Work instructions
Only lines with the word "избирательной" are needed; collect each of them from the listing below.

-------- The input

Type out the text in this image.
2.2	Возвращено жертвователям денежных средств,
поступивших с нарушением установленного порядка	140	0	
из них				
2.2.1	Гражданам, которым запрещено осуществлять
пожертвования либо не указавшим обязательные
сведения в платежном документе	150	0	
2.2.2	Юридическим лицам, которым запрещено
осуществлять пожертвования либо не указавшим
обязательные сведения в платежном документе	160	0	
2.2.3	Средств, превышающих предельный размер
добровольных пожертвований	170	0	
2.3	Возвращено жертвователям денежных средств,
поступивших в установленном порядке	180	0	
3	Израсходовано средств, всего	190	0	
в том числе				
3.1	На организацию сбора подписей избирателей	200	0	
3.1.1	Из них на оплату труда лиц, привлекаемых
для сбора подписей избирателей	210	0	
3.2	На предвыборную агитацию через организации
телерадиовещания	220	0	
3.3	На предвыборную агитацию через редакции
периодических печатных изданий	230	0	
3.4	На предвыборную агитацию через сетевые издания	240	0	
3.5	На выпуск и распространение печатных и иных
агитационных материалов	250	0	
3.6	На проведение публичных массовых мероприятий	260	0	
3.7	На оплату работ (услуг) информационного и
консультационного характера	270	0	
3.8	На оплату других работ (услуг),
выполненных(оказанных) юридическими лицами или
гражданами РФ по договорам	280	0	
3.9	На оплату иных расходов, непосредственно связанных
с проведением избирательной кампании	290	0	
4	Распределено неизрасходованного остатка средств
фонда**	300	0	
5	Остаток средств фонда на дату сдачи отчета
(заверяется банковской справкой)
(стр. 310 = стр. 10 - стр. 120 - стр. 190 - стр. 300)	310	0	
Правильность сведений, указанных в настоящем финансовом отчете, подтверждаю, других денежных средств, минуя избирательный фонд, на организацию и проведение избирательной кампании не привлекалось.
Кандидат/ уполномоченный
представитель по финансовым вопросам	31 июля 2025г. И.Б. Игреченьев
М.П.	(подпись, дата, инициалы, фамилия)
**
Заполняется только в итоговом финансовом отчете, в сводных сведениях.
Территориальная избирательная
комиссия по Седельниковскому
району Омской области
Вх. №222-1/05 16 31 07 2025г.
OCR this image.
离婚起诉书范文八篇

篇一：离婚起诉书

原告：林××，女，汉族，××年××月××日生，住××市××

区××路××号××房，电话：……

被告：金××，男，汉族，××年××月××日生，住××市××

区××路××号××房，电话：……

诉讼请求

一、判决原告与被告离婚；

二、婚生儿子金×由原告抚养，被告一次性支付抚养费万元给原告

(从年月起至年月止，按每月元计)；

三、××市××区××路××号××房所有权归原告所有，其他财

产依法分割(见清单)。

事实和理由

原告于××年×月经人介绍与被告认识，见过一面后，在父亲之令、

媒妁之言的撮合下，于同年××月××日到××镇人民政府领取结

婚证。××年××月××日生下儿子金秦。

----------------

Final answer
с проведением избирательной кампании	290	0	
Правильность сведений, указанных в настоящем финансовом отчете, подтверждаю, других денежных средств, минуя избирательный фонд, на организацию и проведение избирательной кампании не привлекалось.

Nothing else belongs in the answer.